:: EXTRACTED RECORDS

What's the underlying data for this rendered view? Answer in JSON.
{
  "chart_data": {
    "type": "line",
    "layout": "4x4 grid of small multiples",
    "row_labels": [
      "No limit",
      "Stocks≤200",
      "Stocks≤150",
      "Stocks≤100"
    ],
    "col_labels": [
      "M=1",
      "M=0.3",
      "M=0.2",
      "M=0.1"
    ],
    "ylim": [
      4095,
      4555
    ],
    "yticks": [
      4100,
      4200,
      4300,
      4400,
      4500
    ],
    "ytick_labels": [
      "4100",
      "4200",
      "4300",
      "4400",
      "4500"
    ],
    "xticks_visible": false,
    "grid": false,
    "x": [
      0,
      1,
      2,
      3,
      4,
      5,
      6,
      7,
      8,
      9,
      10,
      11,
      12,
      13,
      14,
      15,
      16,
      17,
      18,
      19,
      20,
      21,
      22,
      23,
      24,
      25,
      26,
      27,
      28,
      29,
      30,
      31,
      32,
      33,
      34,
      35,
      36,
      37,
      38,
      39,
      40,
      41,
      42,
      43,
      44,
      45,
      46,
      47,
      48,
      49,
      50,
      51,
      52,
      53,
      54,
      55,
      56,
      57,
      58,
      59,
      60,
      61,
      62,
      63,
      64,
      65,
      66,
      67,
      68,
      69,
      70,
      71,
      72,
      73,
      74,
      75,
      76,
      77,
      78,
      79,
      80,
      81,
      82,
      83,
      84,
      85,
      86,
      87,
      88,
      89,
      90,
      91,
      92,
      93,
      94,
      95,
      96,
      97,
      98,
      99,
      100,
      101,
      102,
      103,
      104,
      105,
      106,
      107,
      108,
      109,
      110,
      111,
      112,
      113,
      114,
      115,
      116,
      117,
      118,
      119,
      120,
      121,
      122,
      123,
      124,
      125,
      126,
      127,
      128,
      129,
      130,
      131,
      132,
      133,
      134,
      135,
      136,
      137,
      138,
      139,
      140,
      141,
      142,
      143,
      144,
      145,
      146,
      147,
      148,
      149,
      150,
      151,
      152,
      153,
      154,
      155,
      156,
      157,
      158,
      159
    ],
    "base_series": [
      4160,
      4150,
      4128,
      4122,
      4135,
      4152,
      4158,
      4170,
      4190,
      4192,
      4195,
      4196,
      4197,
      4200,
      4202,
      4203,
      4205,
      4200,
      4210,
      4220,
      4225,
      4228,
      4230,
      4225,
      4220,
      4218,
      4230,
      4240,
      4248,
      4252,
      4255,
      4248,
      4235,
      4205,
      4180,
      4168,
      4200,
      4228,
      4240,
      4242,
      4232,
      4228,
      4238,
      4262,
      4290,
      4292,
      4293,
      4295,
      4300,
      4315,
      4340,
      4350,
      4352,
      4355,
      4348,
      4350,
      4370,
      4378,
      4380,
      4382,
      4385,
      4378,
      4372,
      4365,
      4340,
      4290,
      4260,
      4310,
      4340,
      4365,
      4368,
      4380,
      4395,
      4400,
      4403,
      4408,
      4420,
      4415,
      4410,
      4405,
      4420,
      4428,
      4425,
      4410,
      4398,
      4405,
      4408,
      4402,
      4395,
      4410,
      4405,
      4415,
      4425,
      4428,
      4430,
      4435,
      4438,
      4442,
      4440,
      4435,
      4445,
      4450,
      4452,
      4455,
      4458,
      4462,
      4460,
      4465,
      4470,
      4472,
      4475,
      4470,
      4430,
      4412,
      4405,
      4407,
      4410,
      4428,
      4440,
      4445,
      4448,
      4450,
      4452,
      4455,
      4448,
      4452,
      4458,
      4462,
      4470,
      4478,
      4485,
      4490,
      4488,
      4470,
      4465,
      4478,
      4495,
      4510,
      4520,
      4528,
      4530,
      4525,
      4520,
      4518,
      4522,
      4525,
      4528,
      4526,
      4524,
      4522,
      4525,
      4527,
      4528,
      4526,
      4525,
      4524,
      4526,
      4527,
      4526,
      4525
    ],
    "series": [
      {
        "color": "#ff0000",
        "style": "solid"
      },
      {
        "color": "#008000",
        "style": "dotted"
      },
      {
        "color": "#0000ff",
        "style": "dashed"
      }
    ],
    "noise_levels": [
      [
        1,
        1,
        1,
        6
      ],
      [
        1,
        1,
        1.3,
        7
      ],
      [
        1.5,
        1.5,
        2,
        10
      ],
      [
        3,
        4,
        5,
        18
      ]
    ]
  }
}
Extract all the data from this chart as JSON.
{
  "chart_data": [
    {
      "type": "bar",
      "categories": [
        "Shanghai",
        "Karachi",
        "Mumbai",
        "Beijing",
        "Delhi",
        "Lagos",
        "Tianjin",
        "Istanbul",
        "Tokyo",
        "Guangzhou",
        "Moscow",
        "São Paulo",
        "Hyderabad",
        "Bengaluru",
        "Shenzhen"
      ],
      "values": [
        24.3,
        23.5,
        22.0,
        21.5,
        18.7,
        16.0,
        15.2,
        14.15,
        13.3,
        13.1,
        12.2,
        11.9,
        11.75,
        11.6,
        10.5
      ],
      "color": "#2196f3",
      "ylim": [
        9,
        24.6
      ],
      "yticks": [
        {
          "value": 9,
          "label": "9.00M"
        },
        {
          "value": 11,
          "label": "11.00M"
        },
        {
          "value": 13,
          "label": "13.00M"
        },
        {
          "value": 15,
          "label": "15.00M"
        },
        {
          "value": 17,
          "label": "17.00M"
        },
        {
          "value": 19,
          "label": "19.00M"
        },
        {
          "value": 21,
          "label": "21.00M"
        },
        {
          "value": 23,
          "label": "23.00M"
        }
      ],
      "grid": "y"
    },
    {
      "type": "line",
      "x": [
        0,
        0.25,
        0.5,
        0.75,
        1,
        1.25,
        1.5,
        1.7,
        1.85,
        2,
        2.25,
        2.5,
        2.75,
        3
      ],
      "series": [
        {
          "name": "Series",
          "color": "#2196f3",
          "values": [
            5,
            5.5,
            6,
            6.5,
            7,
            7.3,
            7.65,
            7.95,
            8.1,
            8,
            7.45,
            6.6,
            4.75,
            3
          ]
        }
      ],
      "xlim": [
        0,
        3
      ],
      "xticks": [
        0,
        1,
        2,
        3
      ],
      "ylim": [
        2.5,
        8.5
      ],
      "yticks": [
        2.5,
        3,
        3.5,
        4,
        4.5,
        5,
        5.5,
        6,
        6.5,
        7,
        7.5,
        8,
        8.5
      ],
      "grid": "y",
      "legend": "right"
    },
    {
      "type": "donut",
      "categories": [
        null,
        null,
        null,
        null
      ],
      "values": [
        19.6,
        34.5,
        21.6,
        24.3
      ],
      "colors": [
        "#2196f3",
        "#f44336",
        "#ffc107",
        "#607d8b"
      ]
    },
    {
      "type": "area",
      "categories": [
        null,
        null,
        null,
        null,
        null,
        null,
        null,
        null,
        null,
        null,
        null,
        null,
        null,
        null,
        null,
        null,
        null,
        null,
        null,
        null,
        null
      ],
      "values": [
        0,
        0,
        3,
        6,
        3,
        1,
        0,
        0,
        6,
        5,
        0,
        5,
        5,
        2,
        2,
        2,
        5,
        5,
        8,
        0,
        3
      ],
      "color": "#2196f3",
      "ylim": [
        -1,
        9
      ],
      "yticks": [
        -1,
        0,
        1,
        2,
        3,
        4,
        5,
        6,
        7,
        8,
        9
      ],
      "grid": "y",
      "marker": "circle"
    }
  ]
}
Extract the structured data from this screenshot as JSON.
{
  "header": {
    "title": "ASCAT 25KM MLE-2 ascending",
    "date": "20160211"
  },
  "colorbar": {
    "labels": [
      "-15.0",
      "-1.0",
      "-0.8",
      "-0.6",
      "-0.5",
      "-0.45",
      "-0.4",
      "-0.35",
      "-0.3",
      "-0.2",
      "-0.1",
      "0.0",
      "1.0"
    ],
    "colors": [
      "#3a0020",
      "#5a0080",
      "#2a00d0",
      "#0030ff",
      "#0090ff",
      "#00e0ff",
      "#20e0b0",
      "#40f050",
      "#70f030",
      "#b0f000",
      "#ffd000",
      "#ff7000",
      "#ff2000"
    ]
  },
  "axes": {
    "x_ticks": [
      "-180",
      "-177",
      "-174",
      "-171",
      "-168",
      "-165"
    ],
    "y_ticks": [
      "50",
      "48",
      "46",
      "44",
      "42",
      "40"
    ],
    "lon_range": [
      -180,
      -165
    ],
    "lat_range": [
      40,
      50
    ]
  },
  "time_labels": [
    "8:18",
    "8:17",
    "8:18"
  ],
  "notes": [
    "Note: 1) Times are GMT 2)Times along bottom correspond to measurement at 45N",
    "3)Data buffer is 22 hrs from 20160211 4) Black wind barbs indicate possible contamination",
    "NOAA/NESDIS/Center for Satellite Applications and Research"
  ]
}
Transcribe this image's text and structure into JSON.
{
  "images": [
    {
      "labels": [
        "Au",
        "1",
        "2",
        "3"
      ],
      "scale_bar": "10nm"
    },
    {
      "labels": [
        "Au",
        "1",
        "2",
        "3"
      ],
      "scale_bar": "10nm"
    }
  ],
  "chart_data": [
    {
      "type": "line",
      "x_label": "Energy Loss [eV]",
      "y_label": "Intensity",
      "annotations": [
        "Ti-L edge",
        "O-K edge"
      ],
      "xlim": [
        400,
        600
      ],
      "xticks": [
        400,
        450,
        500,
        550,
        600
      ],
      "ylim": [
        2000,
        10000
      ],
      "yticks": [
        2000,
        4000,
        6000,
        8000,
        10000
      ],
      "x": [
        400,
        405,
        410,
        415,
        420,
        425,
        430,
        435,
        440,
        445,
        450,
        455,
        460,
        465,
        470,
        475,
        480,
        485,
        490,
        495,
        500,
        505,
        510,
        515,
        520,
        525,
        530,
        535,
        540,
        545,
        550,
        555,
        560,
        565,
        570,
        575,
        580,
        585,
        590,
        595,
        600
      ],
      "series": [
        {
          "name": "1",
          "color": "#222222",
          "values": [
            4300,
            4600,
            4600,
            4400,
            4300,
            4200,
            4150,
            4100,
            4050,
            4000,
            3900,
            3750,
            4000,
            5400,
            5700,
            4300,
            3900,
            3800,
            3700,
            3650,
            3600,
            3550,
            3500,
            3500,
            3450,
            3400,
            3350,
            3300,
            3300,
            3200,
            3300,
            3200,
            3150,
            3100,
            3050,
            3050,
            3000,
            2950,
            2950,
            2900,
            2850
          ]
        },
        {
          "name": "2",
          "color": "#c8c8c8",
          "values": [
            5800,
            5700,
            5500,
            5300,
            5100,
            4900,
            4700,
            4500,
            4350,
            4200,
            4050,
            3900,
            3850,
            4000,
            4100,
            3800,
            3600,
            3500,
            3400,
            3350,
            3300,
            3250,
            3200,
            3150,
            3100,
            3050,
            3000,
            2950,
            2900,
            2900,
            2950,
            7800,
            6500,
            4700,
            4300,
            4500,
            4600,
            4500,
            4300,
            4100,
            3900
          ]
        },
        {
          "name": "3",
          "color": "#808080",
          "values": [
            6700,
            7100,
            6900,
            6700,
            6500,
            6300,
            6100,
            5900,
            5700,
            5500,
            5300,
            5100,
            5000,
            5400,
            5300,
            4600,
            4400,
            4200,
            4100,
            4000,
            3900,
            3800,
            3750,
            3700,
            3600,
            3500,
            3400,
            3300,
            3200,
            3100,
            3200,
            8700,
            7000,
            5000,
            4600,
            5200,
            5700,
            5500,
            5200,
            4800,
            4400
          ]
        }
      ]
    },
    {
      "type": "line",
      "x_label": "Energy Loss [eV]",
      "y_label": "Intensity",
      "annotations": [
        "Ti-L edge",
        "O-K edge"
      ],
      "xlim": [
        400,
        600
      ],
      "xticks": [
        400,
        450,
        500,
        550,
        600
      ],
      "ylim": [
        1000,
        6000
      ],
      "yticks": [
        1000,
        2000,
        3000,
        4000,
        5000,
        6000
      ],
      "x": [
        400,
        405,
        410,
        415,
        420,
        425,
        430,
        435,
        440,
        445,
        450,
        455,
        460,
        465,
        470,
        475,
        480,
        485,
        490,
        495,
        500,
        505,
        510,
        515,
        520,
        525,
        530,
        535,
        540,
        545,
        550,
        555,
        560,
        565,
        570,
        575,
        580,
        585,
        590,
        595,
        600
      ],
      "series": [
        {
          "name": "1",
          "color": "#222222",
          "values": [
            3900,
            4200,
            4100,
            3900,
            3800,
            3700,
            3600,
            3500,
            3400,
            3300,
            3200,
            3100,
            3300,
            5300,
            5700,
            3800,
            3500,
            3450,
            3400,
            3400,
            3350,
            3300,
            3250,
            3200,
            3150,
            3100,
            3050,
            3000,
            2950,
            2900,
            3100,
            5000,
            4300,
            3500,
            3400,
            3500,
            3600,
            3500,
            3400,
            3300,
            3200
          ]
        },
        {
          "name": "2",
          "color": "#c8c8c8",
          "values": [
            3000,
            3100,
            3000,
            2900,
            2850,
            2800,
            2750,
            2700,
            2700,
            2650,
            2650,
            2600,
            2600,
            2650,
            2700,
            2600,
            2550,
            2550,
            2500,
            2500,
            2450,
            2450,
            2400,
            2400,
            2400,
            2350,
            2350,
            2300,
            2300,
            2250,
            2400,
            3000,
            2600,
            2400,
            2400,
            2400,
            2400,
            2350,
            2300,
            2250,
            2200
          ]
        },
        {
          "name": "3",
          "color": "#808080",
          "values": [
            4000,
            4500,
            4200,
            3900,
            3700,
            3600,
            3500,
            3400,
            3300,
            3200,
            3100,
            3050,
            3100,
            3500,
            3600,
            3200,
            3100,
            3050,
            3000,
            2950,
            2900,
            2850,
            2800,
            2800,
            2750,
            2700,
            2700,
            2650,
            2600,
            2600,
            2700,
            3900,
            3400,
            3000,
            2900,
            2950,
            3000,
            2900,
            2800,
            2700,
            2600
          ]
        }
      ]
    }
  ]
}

::::

AIM |
From the data above, copy each line that holds "this".

REPLY TO THE TASK |
What's the underlying data for this rendered view? Answer in JSON.
Extract all the data from this chart as JSON.
Extract the structured data from this screenshot as JSON.
Transcribe this image's text and structure into JSON.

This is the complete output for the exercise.